** START **
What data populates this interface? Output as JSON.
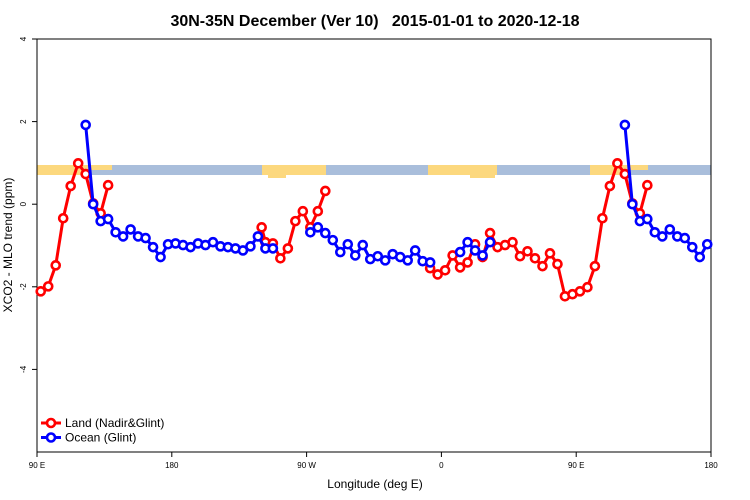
{
  "chart_data": {
    "type": "line",
    "title": "30N-35N December (Ver 10)   2015-01-01 to 2020-12-18",
    "x_label": "Longitude (deg E)",
    "y_label": "XCO2 - MLO trend (ppm)",
    "xlim": [
      90,
      540
    ],
    "xticks": [
      {
        "value": 90,
        "label": "90 E"
      },
      {
        "value": 180,
        "label": "180"
      },
      {
        "value": 270,
        "label": "90 W"
      },
      {
        "value": 360,
        "label": "0"
      },
      {
        "value": 450,
        "label": "90 E"
      },
      {
        "value": 540,
        "label": "180"
      }
    ],
    "ylim": [
      -6,
      4
    ],
    "yticks": [
      4,
      2,
      0,
      -2,
      -4
    ],
    "legend": "bottom-left",
    "series": [
      {
        "name": "Land (Nadir&Glint)",
        "color": "#ff0000",
        "x": [
          92.5,
          97.5,
          102.5,
          107.5,
          112.5,
          117.5,
          122.5,
          127.5,
          132.5,
          137.5,
          null,
          240,
          242.5,
          247.5,
          252.5,
          257.5,
          262.5,
          267.5,
          272.5,
          277.5,
          282.5,
          null,
          352.5,
          357.5,
          362.5,
          367.5,
          372.5,
          377.5,
          382.5,
          387.5,
          392.5,
          397.5,
          402.5,
          407.5,
          412.5,
          417.5,
          422.5,
          427.5,
          432.5,
          437.5,
          442.5,
          447.5,
          452.5,
          457.5,
          462.5,
          467.5,
          472.5,
          477.5,
          482.5,
          487.5,
          492.5,
          497.5
        ],
        "values": [
          -2.11,
          -1.99,
          -1.48,
          -0.34,
          0.44,
          0.99,
          0.73,
          0.02,
          -0.22,
          0.46,
          null,
          -0.56,
          -0.92,
          -0.95,
          -1.31,
          -1.07,
          -0.41,
          -0.17,
          -0.56,
          -0.17,
          0.32,
          null,
          -1.55,
          -1.7,
          -1.6,
          -1.24,
          -1.53,
          -1.41,
          -0.97,
          -1.28,
          -0.7,
          -1.04,
          -0.99,
          -0.92,
          -1.26,
          -1.14,
          -1.31,
          -1.5,
          -1.19,
          -1.45,
          -2.23,
          -2.18,
          -2.11,
          -2.01,
          -1.5,
          -0.34,
          0.44,
          0.99,
          0.73,
          0.02,
          -0.22,
          0.46
        ]
      },
      {
        "name": "Ocean (Glint)",
        "color": "#0000ff",
        "x": [
          122.5,
          127.5,
          132.5,
          137.5,
          142.5,
          147.5,
          152.5,
          157.5,
          162.5,
          167.5,
          172.5,
          177.5,
          182.5,
          187.5,
          192.5,
          197.5,
          202.5,
          207.5,
          212.5,
          217.5,
          222.5,
          227.5,
          232.5,
          237.5,
          242.5,
          247.5,
          null,
          272.5,
          277.5,
          282.5,
          287.5,
          292.5,
          297.5,
          302.5,
          307.5,
          312.5,
          317.5,
          322.5,
          327.5,
          332.5,
          337.5,
          342.5,
          347.5,
          352.5,
          null,
          372.5,
          377.5,
          382.5,
          387.5,
          392.5,
          null,
          482.5,
          487.5,
          492.5,
          497.5,
          502.5,
          507.5,
          512.5,
          517.5,
          522.5,
          527.5,
          532.5,
          537.5
        ],
        "values": [
          1.92,
          0,
          -0.41,
          -0.36,
          -0.68,
          -0.78,
          -0.61,
          -0.78,
          -0.82,
          -1.04,
          -1.28,
          -0.97,
          -0.95,
          -0.99,
          -1.04,
          -0.95,
          -0.99,
          -0.92,
          -1.02,
          -1.04,
          -1.07,
          -1.12,
          -1.02,
          -0.78,
          -1.07,
          -1.07,
          null,
          -0.68,
          -0.56,
          -0.7,
          -0.87,
          -1.16,
          -0.97,
          -1.24,
          -0.99,
          -1.33,
          -1.26,
          -1.36,
          -1.21,
          -1.28,
          -1.36,
          -1.12,
          -1.38,
          -1.41,
          null,
          -1.16,
          -0.92,
          -1.12,
          -1.24,
          -0.92,
          null,
          1.92,
          0,
          -0.41,
          -0.36,
          -0.68,
          -0.78,
          -0.61,
          -0.78,
          -0.82,
          -1.04,
          -1.28,
          -0.97
        ]
      }
    ]
  }
}
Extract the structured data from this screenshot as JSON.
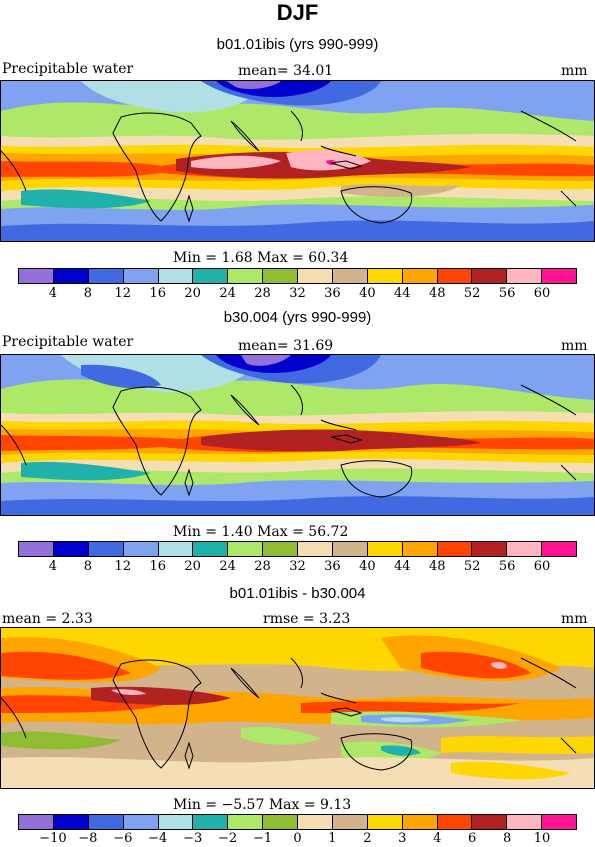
{
  "title": "DJF",
  "panels": [
    {
      "subtitle": "b01.01ibis (yrs 990-999)",
      "left_label": "Precipitable water",
      "center_label": "mean=  34.01",
      "right_label": "mm",
      "minmax": "Min =   1.68  Max =  60.34",
      "colorbar": {
        "colors": [
          "#9370db",
          "#0000cd",
          "#4169e1",
          "#7fa3f0",
          "#b0e0e6",
          "#20b2aa",
          "#aee868",
          "#8fbc30",
          "#f5deb3",
          "#d2b48c",
          "#ffd700",
          "#ffa500",
          "#ff4500",
          "#b22222",
          "#ffb6c1",
          "#ff1493"
        ],
        "ticks": [
          "4",
          "8",
          "12",
          "16",
          "20",
          "24",
          "28",
          "32",
          "36",
          "40",
          "44",
          "48",
          "52",
          "56",
          "60"
        ]
      }
    },
    {
      "subtitle": "b30.004 (yrs 990-999)",
      "left_label": "Precipitable water",
      "center_label": "mean=  31.69",
      "right_label": "mm",
      "minmax": "Min =   1.40  Max =  56.72",
      "colorbar": {
        "colors": [
          "#9370db",
          "#0000cd",
          "#4169e1",
          "#7fa3f0",
          "#b0e0e6",
          "#20b2aa",
          "#aee868",
          "#8fbc30",
          "#f5deb3",
          "#d2b48c",
          "#ffd700",
          "#ffa500",
          "#ff4500",
          "#b22222",
          "#ffb6c1",
          "#ff1493"
        ],
        "ticks": [
          "4",
          "8",
          "12",
          "16",
          "20",
          "24",
          "28",
          "32",
          "36",
          "40",
          "44",
          "48",
          "52",
          "56",
          "60"
        ]
      }
    },
    {
      "subtitle": "b01.01ibis - b30.004",
      "left_label": "mean =   2.33",
      "center_label": "rmse =   3.23",
      "right_label": "mm",
      "minmax": "Min =  −5.57  Max =   9.13",
      "colorbar": {
        "colors": [
          "#9370db",
          "#0000cd",
          "#4169e1",
          "#7fa3f0",
          "#b0e0e6",
          "#20b2aa",
          "#aee868",
          "#8fbc30",
          "#f5deb3",
          "#d2b48c",
          "#ffd700",
          "#ffa500",
          "#ff4500",
          "#b22222",
          "#ffb6c1",
          "#ff1493"
        ],
        "ticks": [
          "−10",
          "−8",
          "−6",
          "−4",
          "−3",
          "−2",
          "−1",
          "0",
          "1",
          "2",
          "3",
          "4",
          "6",
          "8",
          "10"
        ]
      }
    }
  ]
}
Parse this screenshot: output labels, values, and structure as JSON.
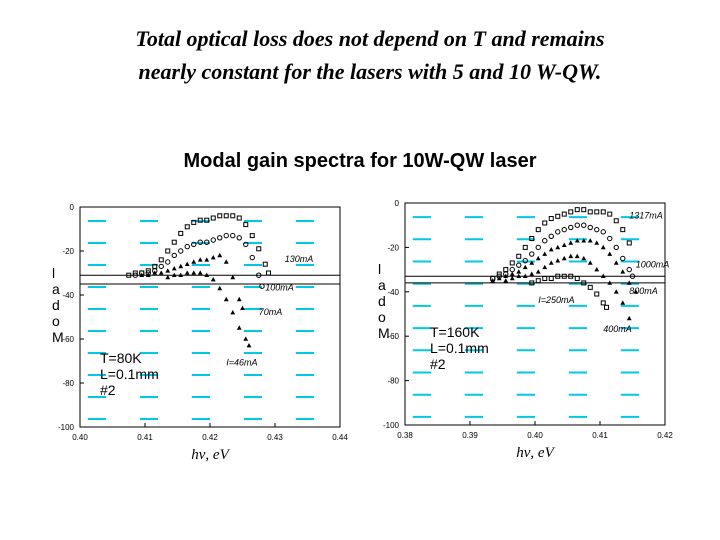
{
  "slide": {
    "title_line1": "Total optical loss does not depend  on T and remains",
    "title_line2": "nearly constant for the lasers with 5 and 10 W-QW.",
    "subtitle": "Modal gain spectra for 10W-QW laser"
  },
  "colors": {
    "grid_dash": "#00c8e6",
    "markers": "#000000",
    "axis": "#000000"
  },
  "chart_data": [
    {
      "type": "scatter",
      "xlabel": "hν, eV",
      "ylabel": "Modal",
      "xlim": [
        0.4,
        0.44
      ],
      "ylim": [
        -100,
        0
      ],
      "xticks": [
        "0.40",
        "0.41",
        "0.42",
        "0.43",
        "0.44"
      ],
      "yticks": [
        "0",
        "-20",
        "-40",
        "-60",
        "-80",
        "-100"
      ],
      "params": [
        "T=80K",
        "L=0.1mm",
        "#2"
      ],
      "loss_band": [
        -31,
        -35
      ],
      "grid": "dashed cyan",
      "series": [
        {
          "name": "130mA",
          "marker": "square",
          "x": [
            0.4075,
            0.4085,
            0.4095,
            0.4105,
            0.4115,
            0.4125,
            0.4135,
            0.4145,
            0.4155,
            0.4165,
            0.4175,
            0.4185,
            0.4195,
            0.4205,
            0.4215,
            0.4225,
            0.4235,
            0.4245,
            0.4255,
            0.4265,
            0.4275,
            0.4285,
            0.429
          ],
          "y": [
            -31,
            -30,
            -30,
            -29,
            -27,
            -24,
            -20,
            -16,
            -12,
            -9,
            -7,
            -6,
            -6,
            -5,
            -4,
            -4,
            -4,
            -5,
            -8,
            -13,
            -19,
            -26,
            -30
          ]
        },
        {
          "name": "100mA",
          "marker": "circle",
          "x": [
            0.4085,
            0.4095,
            0.4105,
            0.4115,
            0.4125,
            0.4135,
            0.4145,
            0.4155,
            0.4165,
            0.4175,
            0.4185,
            0.4195,
            0.4205,
            0.4215,
            0.4225,
            0.4235,
            0.4245,
            0.4255,
            0.4265,
            0.4275,
            0.428
          ],
          "y": [
            -31,
            -30,
            -30,
            -29,
            -27,
            -25,
            -22,
            -20,
            -18,
            -17,
            -16,
            -16,
            -15,
            -14,
            -13,
            -13,
            -14,
            -17,
            -23,
            -31,
            -36
          ]
        },
        {
          "name": "70mA",
          "marker": "triangle",
          "x": [
            0.4095,
            0.4105,
            0.4115,
            0.4125,
            0.4135,
            0.4145,
            0.4155,
            0.4165,
            0.4175,
            0.4185,
            0.4195,
            0.4205,
            0.4215,
            0.4225,
            0.4235,
            0.4245,
            0.425
          ],
          "y": [
            -31,
            -31,
            -30,
            -30,
            -29,
            -28,
            -27,
            -26,
            -25,
            -24,
            -24,
            -23,
            -22,
            -25,
            -32,
            -42,
            -46
          ]
        },
        {
          "name": "I=46mA",
          "marker": "triangle",
          "x": [
            0.4135,
            0.4145,
            0.4155,
            0.4165,
            0.4175,
            0.4185,
            0.4195,
            0.4205,
            0.4215,
            0.4225,
            0.4235,
            0.4245,
            0.4255,
            0.426
          ],
          "y": [
            -32,
            -31,
            -31,
            -30,
            -30,
            -30,
            -31,
            -33,
            -37,
            -42,
            -48,
            -55,
            -60,
            -63
          ]
        }
      ],
      "labels": [
        {
          "text": "130mA",
          "x": 0.4315,
          "y": -25
        },
        {
          "text": "100mA",
          "x": 0.4285,
          "y": -38
        },
        {
          "text": "70mA",
          "x": 0.4275,
          "y": -49
        },
        {
          "text": "I=46mA",
          "x": 0.4225,
          "y": -72
        }
      ]
    },
    {
      "type": "scatter",
      "xlabel": "hν, eV",
      "ylabel": "Modal",
      "xlim": [
        0.38,
        0.42
      ],
      "ylim": [
        -100,
        0
      ],
      "xticks": [
        "0.38",
        "0.39",
        "0.40",
        "0.41",
        "0.42"
      ],
      "yticks": [
        "0",
        "-20",
        "-40",
        "-60",
        "-80",
        "-100"
      ],
      "params": [
        "T=160K",
        "L=0.1mm",
        "#2"
      ],
      "loss_band": [
        -33,
        -36
      ],
      "grid": "dashed cyan",
      "series": [
        {
          "name": "1317mA",
          "marker": "square",
          "x": [
            0.3935,
            0.3945,
            0.3955,
            0.3965,
            0.3975,
            0.3985,
            0.3995,
            0.4005,
            0.4015,
            0.4025,
            0.4035,
            0.4045,
            0.4055,
            0.4065,
            0.4075,
            0.4085,
            0.4095,
            0.4105,
            0.4115,
            0.4125,
            0.4135,
            0.4145
          ],
          "y": [
            -34,
            -32,
            -30,
            -27,
            -24,
            -20,
            -16,
            -12,
            -9,
            -7,
            -6,
            -5,
            -4,
            -3,
            -3,
            -4,
            -4,
            -4,
            -5,
            -8,
            -12,
            -18
          ]
        },
        {
          "name": "1000mA",
          "marker": "circle",
          "x": [
            0.3935,
            0.3945,
            0.3955,
            0.3965,
            0.3975,
            0.3985,
            0.3995,
            0.4005,
            0.4015,
            0.4025,
            0.4035,
            0.4045,
            0.4055,
            0.4065,
            0.4075,
            0.4085,
            0.4095,
            0.4105,
            0.4115,
            0.4125,
            0.4135,
            0.4145,
            0.415
          ],
          "y": [
            -34,
            -33,
            -32,
            -30,
            -28,
            -26,
            -23,
            -20,
            -17,
            -15,
            -13,
            -12,
            -11,
            -10,
            -10,
            -11,
            -12,
            -13,
            -16,
            -20,
            -25,
            -30,
            -33
          ]
        },
        {
          "name": "800mA",
          "marker": "triangle",
          "x": [
            0.3935,
            0.3945,
            0.3955,
            0.3965,
            0.3975,
            0.3985,
            0.3995,
            0.4005,
            0.4015,
            0.4025,
            0.4035,
            0.4045,
            0.4055,
            0.4065,
            0.4075,
            0.4085,
            0.4095,
            0.4105,
            0.4115,
            0.4125,
            0.4135,
            0.4145,
            0.4155
          ],
          "y": [
            -35,
            -34,
            -33,
            -32,
            -31,
            -29,
            -27,
            -25,
            -23,
            -21,
            -20,
            -19,
            -18,
            -17,
            -17,
            -17,
            -18,
            -20,
            -23,
            -27,
            -31,
            -36,
            -40
          ]
        },
        {
          "name": "400mA",
          "marker": "triangle",
          "x": [
            0.3955,
            0.3965,
            0.3975,
            0.3985,
            0.3995,
            0.4005,
            0.4015,
            0.4025,
            0.4035,
            0.4045,
            0.4055,
            0.4065,
            0.4075,
            0.4085,
            0.4095,
            0.4105,
            0.4115,
            0.4125,
            0.4135,
            0.4145
          ],
          "y": [
            -35,
            -34,
            -33,
            -33,
            -32,
            -31,
            -29,
            -27,
            -26,
            -25,
            -24,
            -24,
            -25,
            -27,
            -30,
            -33,
            -36,
            -40,
            -45,
            -52
          ]
        },
        {
          "name": "I=250mA",
          "marker": "square",
          "x": [
            0.3995,
            0.4005,
            0.4015,
            0.4025,
            0.4035,
            0.4045,
            0.4055,
            0.4065,
            0.4075,
            0.4085,
            0.4095,
            0.4105,
            0.411
          ],
          "y": [
            -36,
            -35,
            -34,
            -34,
            -33,
            -33,
            -33,
            -34,
            -36,
            -38,
            -41,
            -45,
            -47
          ]
        }
      ],
      "labels": [
        {
          "text": "1317mA",
          "x": 0.4145,
          "y": -7
        },
        {
          "text": "1000mA",
          "x": 0.4155,
          "y": -29
        },
        {
          "text": "800mA",
          "x": 0.4145,
          "y": -41
        },
        {
          "text": "I=250mA",
          "x": 0.4005,
          "y": -45
        },
        {
          "text": "400mA",
          "x": 0.4105,
          "y": -58
        }
      ]
    }
  ]
}
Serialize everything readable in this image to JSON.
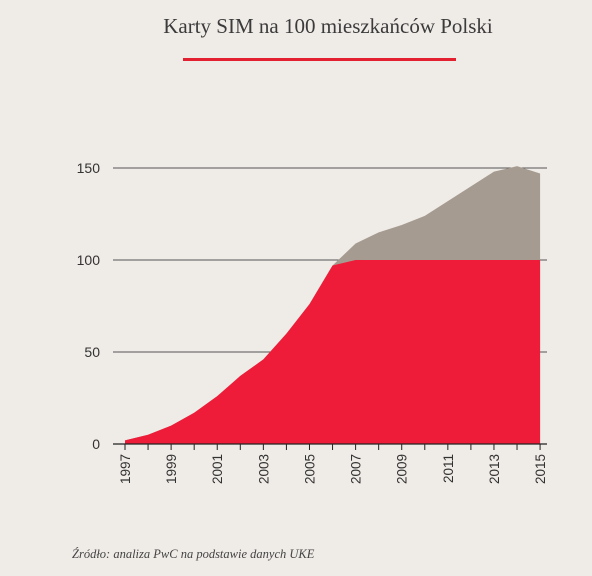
** END **
### [PROBLEM REQUIREMENTS]
Check the data for the word "this" and pull out the lines that have it.

### [RESPONSE BELOW]
What data populates this interface? Output as JSON.
Extract the structured data from this screenshot as JSON.
Parse this screenshot: output labels, values, and structure as JSON.
Serialize everything readable in this image to JSON.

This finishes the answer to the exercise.